Material for this exercise
· · · · · · ·

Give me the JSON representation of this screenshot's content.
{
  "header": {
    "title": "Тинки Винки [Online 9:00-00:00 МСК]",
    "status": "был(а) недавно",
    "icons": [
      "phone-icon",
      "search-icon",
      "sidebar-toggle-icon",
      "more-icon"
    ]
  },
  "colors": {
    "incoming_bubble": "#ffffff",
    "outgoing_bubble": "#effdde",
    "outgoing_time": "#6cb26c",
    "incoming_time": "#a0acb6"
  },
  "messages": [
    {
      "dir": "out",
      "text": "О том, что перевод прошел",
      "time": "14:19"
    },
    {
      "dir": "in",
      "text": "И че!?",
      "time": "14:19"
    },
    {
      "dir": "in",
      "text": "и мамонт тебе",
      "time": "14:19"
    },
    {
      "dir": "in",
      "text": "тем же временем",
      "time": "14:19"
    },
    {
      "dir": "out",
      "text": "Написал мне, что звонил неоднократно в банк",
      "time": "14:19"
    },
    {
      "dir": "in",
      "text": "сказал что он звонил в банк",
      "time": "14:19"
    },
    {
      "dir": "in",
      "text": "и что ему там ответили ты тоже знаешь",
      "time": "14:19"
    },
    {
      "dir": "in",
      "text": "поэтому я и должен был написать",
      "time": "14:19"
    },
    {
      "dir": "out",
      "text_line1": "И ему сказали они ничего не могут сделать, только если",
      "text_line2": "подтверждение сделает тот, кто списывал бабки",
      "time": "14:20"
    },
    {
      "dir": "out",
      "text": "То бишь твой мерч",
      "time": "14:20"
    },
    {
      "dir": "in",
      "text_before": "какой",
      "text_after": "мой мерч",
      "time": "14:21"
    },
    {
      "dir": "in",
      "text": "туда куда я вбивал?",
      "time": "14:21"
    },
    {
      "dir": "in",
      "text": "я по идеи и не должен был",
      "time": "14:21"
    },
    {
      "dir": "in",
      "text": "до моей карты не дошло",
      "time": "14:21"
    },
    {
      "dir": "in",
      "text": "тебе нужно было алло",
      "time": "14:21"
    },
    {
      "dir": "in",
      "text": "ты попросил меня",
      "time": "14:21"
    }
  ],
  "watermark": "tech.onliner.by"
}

· · · · · · ·

Goal
Looking at the entries above, how many lines contain the word "должен"? Answer with the number alone.

Solved exercise
2